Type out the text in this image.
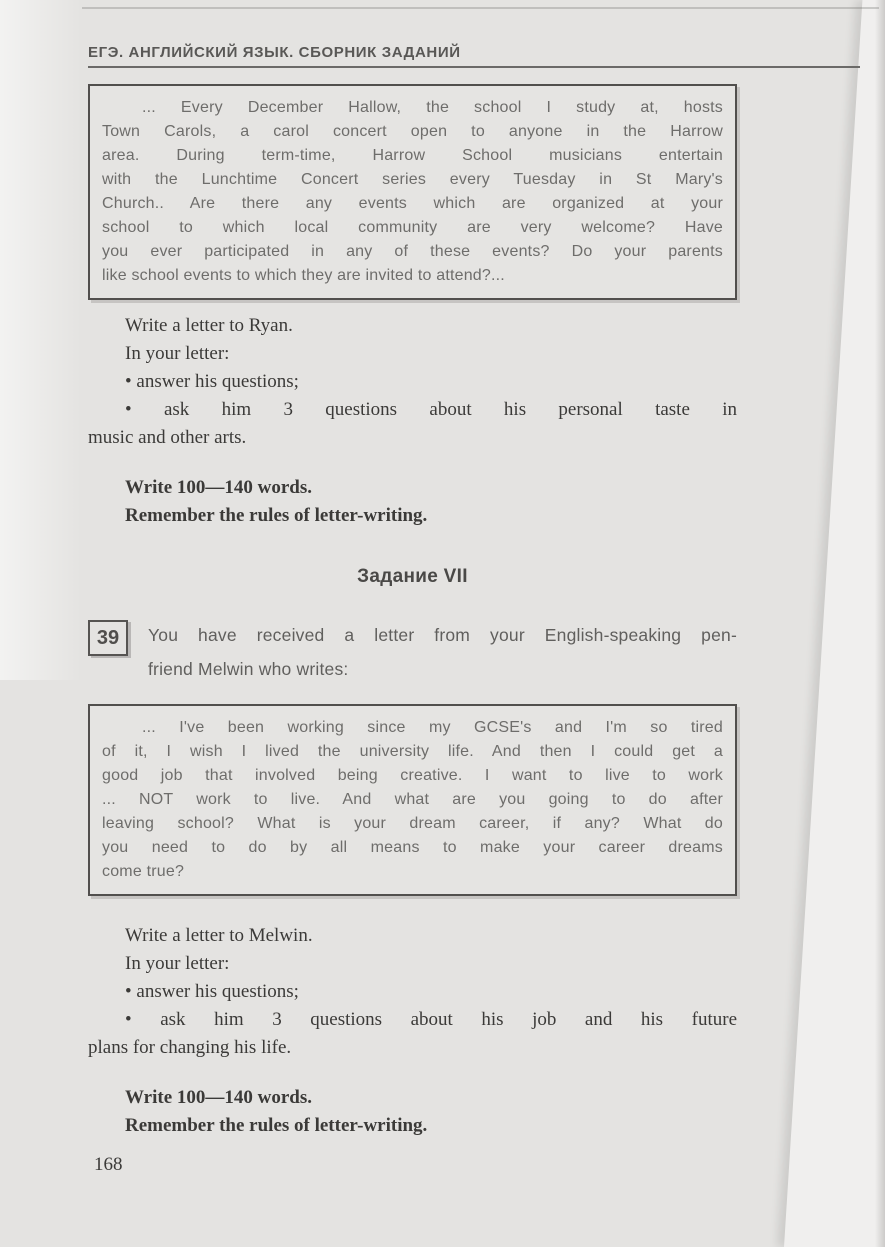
ЕГЭ. АНГЛИЙСКИЙ ЯЗЫК. СБОРНИК ЗАДАНИЙ
... Every December Hallow, the school I study at, hosts
Town Carols, a carol concert open to anyone in the Harrow
area. During term-time, Harrow School musicians entertain
with the Lunchtime Concert series every Tuesday in St Mary's
Church.. Are there any events which are organized at your
school to which local community are very welcome? Have
you ever participated in any of these events? Do your parents
like school events to which they are invited to attend?...
Write a letter to Ryan.
In your letter:
• answer his questions;
• ask him 3 questions about his personal taste in
music and other arts.
Write 100—140 words.
Remember the rules of letter-writing.
Задание VII
39	You have received a letter from your English-speaking pen-
friend Melwin who writes:
... I've been working since my GCSE's and I'm so tired
of it, I wish I lived the university life. And then I could get a
good job that involved being creative. I want to live to work
... NOT work to live. And what are you going to do after
leaving school? What is your dream career, if any? What do
you need to do by all means to make your career dreams
come true?
Write a letter to Melwin.
In your letter:
• answer his questions;
• ask him 3 questions about his job and his future
plans for changing his life.
Write 100—140 words.
Remember the rules of letter-writing.
168
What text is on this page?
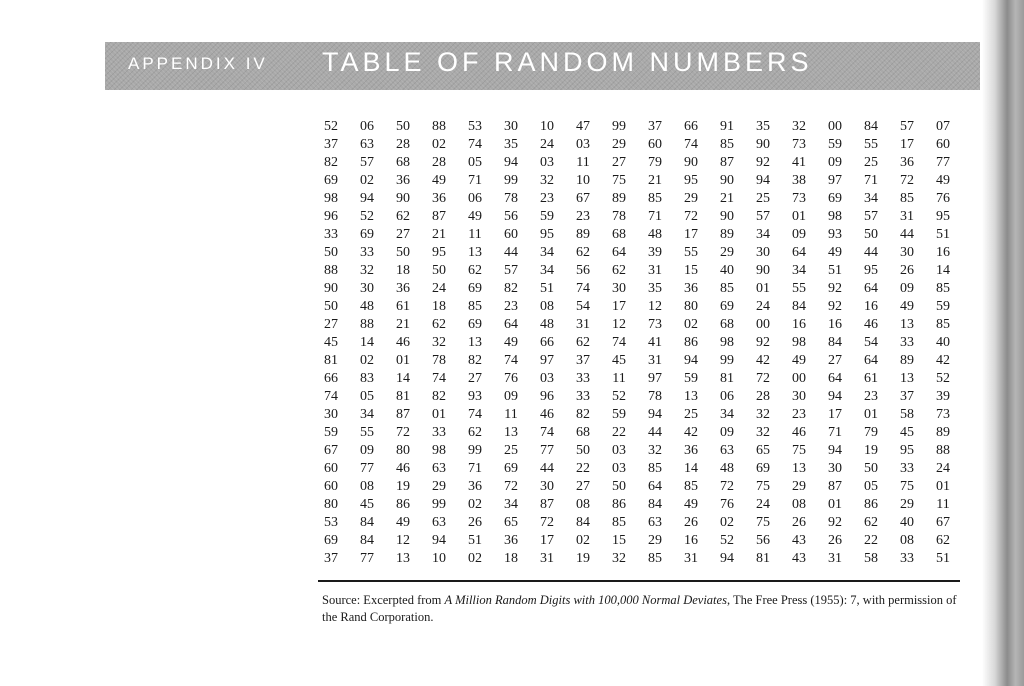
APPENDIX IV TABLE OF RANDOM NUMBERS
52	06	50	88	53	30	10	47	99	37	66	91	35	32	00	84	57	07
37	63	28	02	74	35	24	03	29	60	74	85	90	73	59	55	17	60
82	57	68	28	05	94	03	11	27	79	90	87	92	41	09	25	36	77
69	02	36	49	71	99	32	10	75	21	95	90	94	38	97	71	72	49
98	94	90	36	06	78	23	67	89	85	29	21	25	73	69	34	85	76
96	52	62	87	49	56	59	23	78	71	72	90	57	01	98	57	31	95
33	69	27	21	11	60	95	89	68	48	17	89	34	09	93	50	44	51
50	33	50	95	13	44	34	62	64	39	55	29	30	64	49	44	30	16
88	32	18	50	62	57	34	56	62	31	15	40	90	34	51	95	26	14
90	30	36	24	69	82	51	74	30	35	36	85	01	55	92	64	09	85
50	48	61	18	85	23	08	54	17	12	80	69	24	84	92	16	49	59
27	88	21	62	69	64	48	31	12	73	02	68	00	16	16	46	13	85
45	14	46	32	13	49	66	62	74	41	86	98	92	98	84	54	33	40
81	02	01	78	82	74	97	37	45	31	94	99	42	49	27	64	89	42
66	83	14	74	27	76	03	33	11	97	59	81	72	00	64	61	13	52
74	05	81	82	93	09	96	33	52	78	13	06	28	30	94	23	37	39
30	34	87	01	74	11	46	82	59	94	25	34	32	23	17	01	58	73
59	55	72	33	62	13	74	68	22	44	42	09	32	46	71	79	45	89
67	09	80	98	99	25	77	50	03	32	36	63	65	75	94	19	95	88
60	77	46	63	71	69	44	22	03	85	14	48	69	13	30	50	33	24
60	08	19	29	36	72	30	27	50	64	85	72	75	29	87	05	75	01
80	45	86	99	02	34	87	08	86	84	49	76	24	08	01	86	29	11
53	84	49	63	26	65	72	84	85	63	26	02	75	26	92	62	40	67
69	84	12	94	51	36	17	02	15	29	16	52	56	43	26	22	08	62
37	77	13	10	02	18	31	19	32	85	31	94	81	43	31	58	33	51
Source: Excerpted from A Million Random Digits with 100,000 Normal Deviates, The Free Press (1955): 7, with permission of the Rand Corporation.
□ □ □ □ □
WRITTEN TASK - Leave out every picture and copy the rest of the records exactly.

ANSWER FOR THIS EXERCISE -
Type out the text in this image.
ЕГЭ. АНГЛИЙСКИЙ ЯЗЫК. СБОРНИК ЗАДАНИЙ
... Every December Hallow, the school I study at, hosts
Town Carols, a carol concert open to anyone in the Harrow
area. During term-time, Harrow School musicians entertain
with the Lunchtime Concert series every Tuesday in St Mary's
Church.. Are there any events which are organized at your
school to which local community are very welcome? Have
you ever participated in any of these events? Do your parents
like school events to which they are invited to attend?...
Write a letter to Ryan.
In your letter:
• answer his questions;
• ask him 3 questions about his personal taste in
music and other arts.
Write 100—140 words.
Remember the rules of letter-writing.
Задание VII
39	You have received a letter from your English-speaking pen-
friend Melwin who writes:
... I've been working since my GCSE's and I'm so tired
of it, I wish I lived the university life. And then I could get a
good job that involved being creative. I want to live to work
... NOT work to live. And what are you going to do after
leaving school? What is your dream career, if any? What do
you need to do by all means to make your career dreams
come true?
Write a letter to Melwin.
In your letter:
• answer his questions;
• ask him 3 questions about his job and his future
plans for changing his life.
Write 100—140 words.
Remember the rules of letter-writing.
168
What text is on this page?
APPENDIX IV TABLE OF RANDOM NUMBERS
52	06	50	88	53	30	10	47	99	37	66	91	35	32	00	84	57	07
37	63	28	02	74	35	24	03	29	60	74	85	90	73	59	55	17	60
82	57	68	28	05	94	03	11	27	79	90	87	92	41	09	25	36	77
69	02	36	49	71	99	32	10	75	21	95	90	94	38	97	71	72	49
98	94	90	36	06	78	23	67	89	85	29	21	25	73	69	34	85	76
96	52	62	87	49	56	59	23	78	71	72	90	57	01	98	57	31	95
33	69	27	21	11	60	95	89	68	48	17	89	34	09	93	50	44	51
50	33	50	95	13	44	34	62	64	39	55	29	30	64	49	44	30	16
88	32	18	50	62	57	34	56	62	31	15	40	90	34	51	95	26	14
90	30	36	24	69	82	51	74	30	35	36	85	01	55	92	64	09	85
50	48	61	18	85	23	08	54	17	12	80	69	24	84	92	16	49	59
27	88	21	62	69	64	48	31	12	73	02	68	00	16	16	46	13	85
45	14	46	32	13	49	66	62	74	41	86	98	92	98	84	54	33	40
81	02	01	78	82	74	97	37	45	31	94	99	42	49	27	64	89	42
66	83	14	74	27	76	03	33	11	97	59	81	72	00	64	61	13	52
74	05	81	82	93	09	96	33	52	78	13	06	28	30	94	23	37	39
30	34	87	01	74	11	46	82	59	94	25	34	32	23	17	01	58	73
59	55	72	33	62	13	74	68	22	44	42	09	32	46	71	79	45	89
67	09	80	98	99	25	77	50	03	32	36	63	65	75	94	19	95	88
60	77	46	63	71	69	44	22	03	85	14	48	69	13	30	50	33	24
60	08	19	29	36	72	30	27	50	64	85	72	75	29	87	05	75	01
80	45	86	99	02	34	87	08	86	84	49	76	24	08	01	86	29	11
53	84	49	63	26	65	72	84	85	63	26	02	75	26	92	62	40	67
69	84	12	94	51	36	17	02	15	29	16	52	56	43	26	22	08	62
37	77	13	10	02	18	31	19	32	85	31	94	81	43	31	58	33	51
Source: Excerpted from A Million Random Digits with 100,000 Normal Deviates, The Free Press (1955): 7, with permission of the Rand Corporation.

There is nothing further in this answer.